• _THE TASK_
Write out the entries verbatim and leave the images out of the copy.

• _SUPPLIED DATA_

────────────────────────────────────────

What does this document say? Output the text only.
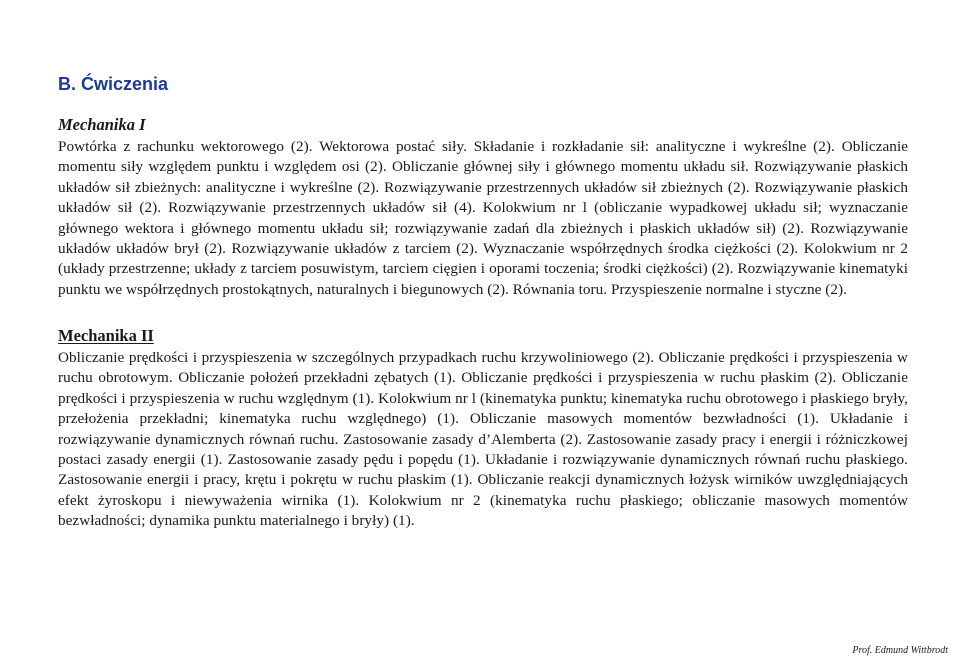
B. Ćwiczenia
Mechanika I

Powtórka z rachunku wektorowego (2). Wektorowa postać siły. Składanie i rozkładanie sił: analityczne i wykreślne (2). Obliczanie momentu siły względem punktu i względem osi (2). Obliczanie głównej siły i głównego momentu układu sił. Rozwiązywanie płaskich układów sił zbieżnych: analityczne i wykreślne (2). Rozwiązywanie przestrzennych układów sił zbieżnych (2). Rozwiązywanie płaskich układów sił (2). Rozwiązywanie przestrzennych układów sił (4). Kolokwium nr l (obliczanie wypadkowej układu sił; wyznaczanie głównego wektora i głównego momentu układu sił; rozwiązywanie zadań dla zbieżnych i płaskich układów sił) (2). Rozwiązywanie układów układów brył (2). Rozwiązywanie układów z tarciem (2). Wyznaczanie współrzędnych środka ciężkości (2). Kolokwium nr 2 (układy przestrzenne; układy z tarciem posuwistym, tarciem cięgien i oporami toczenia; środki ciężkości) (2). Rozwiązywanie kinematyki punktu we współrzędnych prostokątnych, naturalnych i biegunowych (2). Równania toru. Przyspieszenie normalne i styczne (2).

Mechanika II

Obliczanie prędkości i przyspieszenia w szczególnych przypadkach ruchu krzywoliniowego (2). Obliczanie prędkości i przyspieszenia w ruchu obrotowym. Obliczanie położeń przekładni zębatych (1). Obliczanie prędkości i przyspieszenia w ruchu płaskim (2). Obliczanie prędkości i przyspieszenia w ruchu względnym (1). Kolokwium nr l (kinematyka punktu; kinematyka ruchu obrotowego i płaskiego bryły, przełożenia przekładni; kinematyka ruchu względnego) (1). Obliczanie masowych momentów bezwładności (1). Układanie i rozwiązywanie dynamicznych równań ruchu. Zastosowanie zasady d’Alemberta (2). Zastosowanie zasady pracy i energii i różniczkowej postaci zasady energii (1). Zastosowanie zasady pędu i popędu (1). Układanie i rozwiązywanie dynamicznych równań ruchu płaskiego. Zastosowanie energii i pracy, krętu i pokrętu w ruchu płaskim (1). Obliczanie reakcji dynamicznych łożysk wirników uwzględniających efekt żyroskopu i niewyważenia wirnika (1). Kolokwium nr 2 (kinematyka ruchu płaskiego; obliczanie masowych momentów bezwładności; dynamika punktu materialnego i bryły) (1).

Prof. Edmund Wittbrodt
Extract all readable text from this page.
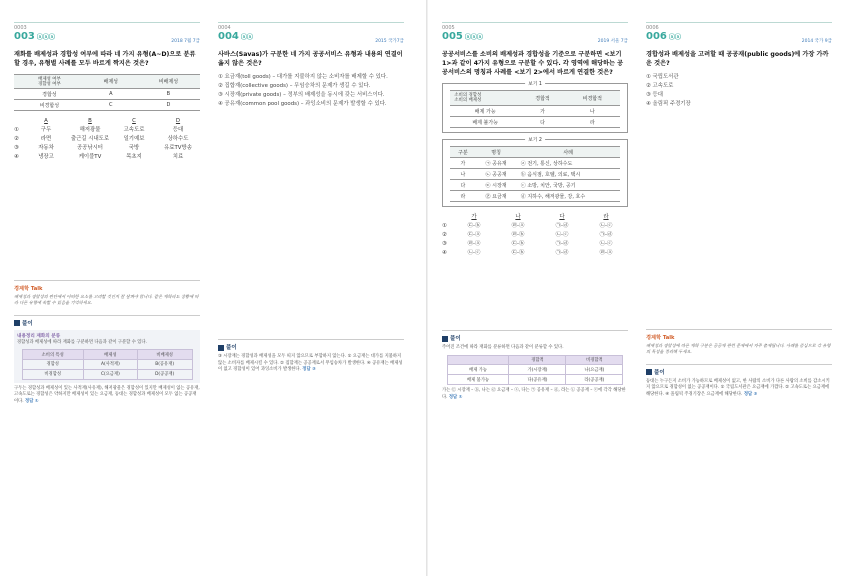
0003
003 ⓐⓐⓐ
2018 7월 7급
재화를 배제성과 경합성 여부에 따라 네 가지 유형(A~D)으로 분류할 경우, 유형별 사례를 모두 바르게 짝지은 것은?
배제성 여부
경합성 여부	배제성	비배제성
경합성	A	B
비경합성	C	D
A	B	C	D
①	구두	해저광물	고속도로	등대
②	라면	출근길 시내도로	일기예보	상하수도
③	자동차	공공낚시터	국방	유료TV방송
④	냉장고	케이블TV	목초지	치료
경제학 Talk
배제성과 경합성의 판단에서 어떠한 요소를 고려할 것인지 잘 살펴야 합니다. 같은 재화라도 상황에 따라 다른 유형에 속할 수 있음을 기억하세요.
풀이
내용정리 재화의 분류
경합성과 배제성에 따라 재화를 구분하면 다음과 같이 구분할 수 있다.
소비의 특성	배제성	비배제성
경합성	A(사적재)	B(공유재)
비경합성	C(요금재)	D(공공재)
구두는 경합성과 배제성이 있는 사적재(사유재), 해저광물은 경합성이 있지만 배제성이 없는 공유재, 고속도로는 경합성은 약하지만 배제성이 있는 요금재, 등대는 경합성과 배제성이 모두 없는 공공재이다. 정답 ①
0004
004 ⓐⓐ
2015 국가7급
사바스(Savas)가 구분한 네 가지 공공서비스 유형과 내용의 연결이 옳지 않은 것은?
① 요금재(toll goods) – 대가를 지불하지 않는 소비자를 배제할 수 있다.
② 집합재(collective goods) – 무임승차의 문제가 생길 수 있다.
③ 시장재(private goods) – 정부의 배제성을 동시에 갖는 서비스이다.
④ 공유재(common pool goods) – 과잉소비의 문제가 발생할 수 있다.
풀이
③ 시장재는 경합성과 배제성을 모두 띠지 않으므로 부합하지 않는다. ① 요금재는 대가를 지불하지 않는 소비자를 배제시킬 수 있다. ② 집합재는 공공재로서 무임승차가 발생한다. ④ 공유재는 배제성이 없고 경합성이 있어 과잉소비가 발생한다. 정답 ③
0005
005 ⓐⓐⓐ
2019 서울 7급
공공서비스를 소비의 배제성과 경합성을 기준으로 구분하면 <보기 1>과 같이 4가지 유형으로 구분할 수 있다. 각 영역에 해당하는 공공서비스의 명칭과 사례를 <보기 2>에서 바르게 연결한 것은?
보기 1
소비의 경합성
소비의 배제성	경합적	비경합적
배제 가능	가	나
배제 불가능	다	라
보기 2
구분	명칭	사례
가	㉠ 공유재	ⓐ 전기, 통신, 상하수도
나	㉡ 공공재	ⓑ 음식점, 호텔, 의료, 택시
다	㉢ 시장재	ⓒ 소방, 치안, 국방, 공기
라	㉣ 요금재	ⓓ 지하수, 해저광물, 강, 호수
가	나	다	라
①	㉢-ⓑ	㉣-ⓐ	㉠-ⓓ	㉡-ⓒ
②	㉢-ⓐ	㉣-ⓑ	㉡-ⓒ	㉠-ⓓ
③	㉣-ⓐ	㉢-ⓑ	㉠-ⓓ	㉡-ⓒ
④	㉡-ⓒ	㉢-ⓑ	㉠-ⓓ	㉣-ⓐ
풀이
주어진 조건에 따라 재화를 분류하면 다음과 같이 분류할 수 있다.
	경합적	비경합적
배제 가능	가(시장재)	나(요금재)
배제 불가능	다(공유재)	라(공공재)
가는 ㉢ 시장재 – ⓑ, 나는 ㉣ 요금재 – ⓐ, 다는 ㉠ 공유재 – ⓓ, 라는 ㉡ 공공재 – ⓒ에 각각 해당한다. 정답 ①
0006
006 ⓐⓐ
2014 국가 9급
경합성과 배제성을 고려할 때 공공재(public goods)에 가장 가까운 것은?
① 국립도서관
② 고속도로
③ 등대
④ 올림픽 주경기장
경제학 Talk
배제성과 경합성에 따른 재화 구분은 공공재 관련 문제에서 자주 출제됩니다. 사례를 중심으로 각 유형의 특성을 정리해 두세요.
풀이
등대는 누구든지 소비가 가능하므로 배제성이 없고, 한 사람의 소비가 다른 사람의 소비를 감소시키지 않으므로 경합성이 없는 공공재이다. ① 국립도서관은 요금재에 가깝다. ② 고속도로는 요금재에 해당한다. ④ 올림픽 주경기장은 요금재에 해당한다. 정답 ③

────────────────────────────────────────

• _SOLUTION FOR THIS TASK_
What does this document say? Output the text only.
B. Ćwiczenia
Mechanika I

Powtórka z rachunku wektorowego (2). Wektorowa postać siły. Składanie i rozkładanie sił: analityczne i wykreślne (2). Obliczanie momentu siły względem punktu i względem osi (2). Obliczanie głównej siły i głównego momentu układu sił. Rozwiązywanie płaskich układów sił zbieżnych: analityczne i wykreślne (2). Rozwiązywanie przestrzennych układów sił zbieżnych (2). Rozwiązywanie płaskich układów sił (2). Rozwiązywanie przestrzennych układów sił (4). Kolokwium nr l (obliczanie wypadkowej układu sił; wyznaczanie głównego wektora i głównego momentu układu sił; rozwiązywanie zadań dla zbieżnych i płaskich układów sił) (2). Rozwiązywanie układów układów brył (2). Rozwiązywanie układów z tarciem (2). Wyznaczanie współrzędnych środka ciężkości (2). Kolokwium nr 2 (układy przestrzenne; układy z tarciem posuwistym, tarciem cięgien i oporami toczenia; środki ciężkości) (2). Rozwiązywanie kinematyki punktu we współrzędnych prostokątnych, naturalnych i biegunowych (2). Równania toru. Przyspieszenie normalne i styczne (2).

Mechanika II

Obliczanie prędkości i przyspieszenia w szczególnych przypadkach ruchu krzywoliniowego (2). Obliczanie prędkości i przyspieszenia w ruchu obrotowym. Obliczanie położeń przekładni zębatych (1). Obliczanie prędkości i przyspieszenia w ruchu płaskim (2). Obliczanie prędkości i przyspieszenia w ruchu względnym (1). Kolokwium nr l (kinematyka punktu; kinematyka ruchu obrotowego i płaskiego bryły, przełożenia przekładni; kinematyka ruchu względnego) (1). Obliczanie masowych momentów bezwładności (1). Układanie i rozwiązywanie dynamicznych równań ruchu. Zastosowanie zasady d’Alemberta (2). Zastosowanie zasady pracy i energii i różniczkowej postaci zasady energii (1). Zastosowanie zasady pędu i popędu (1). Układanie i rozwiązywanie dynamicznych równań ruchu płaskiego. Zastosowanie energii i pracy, krętu i pokrętu w ruchu płaskim (1). Obliczanie reakcji dynamicznych łożysk wirników uwzględniających efekt żyroskopu i niewyważenia wirnika (1). Kolokwium nr 2 (kinematyka ruchu płaskiego; obliczanie masowych momentów bezwładności; dynamika punktu materialnego i bryły) (1).

Prof. Edmund Wittbrodt
Extract all readable text from this page.
0003
003 ⓐⓐⓐ
2018 7월 7급
재화를 배제성과 경합성 여부에 따라 네 가지 유형(A~D)으로 분류할 경우, 유형별 사례를 모두 바르게 짝지은 것은?
배제성 여부
경합성 여부	배제성	비배제성
경합성	A	B
비경합성	C	D
A	B	C	D
①	구두	해저광물	고속도로	등대
②	라면	출근길 시내도로	일기예보	상하수도
③	자동차	공공낚시터	국방	유료TV방송
④	냉장고	케이블TV	목초지	치료
경제학 Talk
배제성과 경합성의 판단에서 어떠한 요소를 고려할 것인지 잘 살펴야 합니다. 같은 재화라도 상황에 따라 다른 유형에 속할 수 있음을 기억하세요.
풀이
내용정리 재화의 분류
경합성과 배제성에 따라 재화를 구분하면 다음과 같이 구분할 수 있다.
소비의 특성	배제성	비배제성
경합성	A(사적재)	B(공유재)
비경합성	C(요금재)	D(공공재)
구두는 경합성과 배제성이 있는 사적재(사유재), 해저광물은 경합성이 있지만 배제성이 없는 공유재, 고속도로는 경합성은 약하지만 배제성이 있는 요금재, 등대는 경합성과 배제성이 모두 없는 공공재이다. 정답 ①
0004
004 ⓐⓐ
2015 국가7급
사바스(Savas)가 구분한 네 가지 공공서비스 유형과 내용의 연결이 옳지 않은 것은?
① 요금재(toll goods) – 대가를 지불하지 않는 소비자를 배제할 수 있다.
② 집합재(collective goods) – 무임승차의 문제가 생길 수 있다.
③ 시장재(private goods) – 정부의 배제성을 동시에 갖는 서비스이다.
④ 공유재(common pool goods) – 과잉소비의 문제가 발생할 수 있다.
풀이
③ 시장재는 경합성과 배제성을 모두 띠지 않으므로 부합하지 않는다. ① 요금재는 대가를 지불하지 않는 소비자를 배제시킬 수 있다. ② 집합재는 공공재로서 무임승차가 발생한다. ④ 공유재는 배제성이 없고 경합성이 있어 과잉소비가 발생한다. 정답 ③
0005
005 ⓐⓐⓐ
2019 서울 7급
공공서비스를 소비의 배제성과 경합성을 기준으로 구분하면 <보기 1>과 같이 4가지 유형으로 구분할 수 있다. 각 영역에 해당하는 공공서비스의 명칭과 사례를 <보기 2>에서 바르게 연결한 것은?
보기 1
소비의 경합성
소비의 배제성	경합적	비경합적
배제 가능	가	나
배제 불가능	다	라
보기 2
구분	명칭	사례
가	㉠ 공유재	ⓐ 전기, 통신, 상하수도
나	㉡ 공공재	ⓑ 음식점, 호텔, 의료, 택시
다	㉢ 시장재	ⓒ 소방, 치안, 국방, 공기
라	㉣ 요금재	ⓓ 지하수, 해저광물, 강, 호수
가	나	다	라
①	㉢-ⓑ	㉣-ⓐ	㉠-ⓓ	㉡-ⓒ
②	㉢-ⓐ	㉣-ⓑ	㉡-ⓒ	㉠-ⓓ
③	㉣-ⓐ	㉢-ⓑ	㉠-ⓓ	㉡-ⓒ
④	㉡-ⓒ	㉢-ⓑ	㉠-ⓓ	㉣-ⓐ
풀이
주어진 조건에 따라 재화를 분류하면 다음과 같이 분류할 수 있다.
	경합적	비경합적
배제 가능	가(시장재)	나(요금재)
배제 불가능	다(공유재)	라(공공재)
가는 ㉢ 시장재 – ⓑ, 나는 ㉣ 요금재 – ⓐ, 다는 ㉠ 공유재 – ⓓ, 라는 ㉡ 공공재 – ⓒ에 각각 해당한다. 정답 ①
0006
006 ⓐⓐ
2014 국가 9급
경합성과 배제성을 고려할 때 공공재(public goods)에 가장 가까운 것은?
① 국립도서관
② 고속도로
③ 등대
④ 올림픽 주경기장
경제학 Talk
배제성과 경합성에 따른 재화 구분은 공공재 관련 문제에서 자주 출제됩니다. 사례를 중심으로 각 유형의 특성을 정리해 두세요.
풀이
등대는 누구든지 소비가 가능하므로 배제성이 없고, 한 사람의 소비가 다른 사람의 소비를 감소시키지 않으므로 경합성이 없는 공공재이다. ① 국립도서관은 요금재에 가깝다. ② 고속도로는 요금재에 해당한다. ④ 올림픽 주경기장은 요금재에 해당한다. 정답 ③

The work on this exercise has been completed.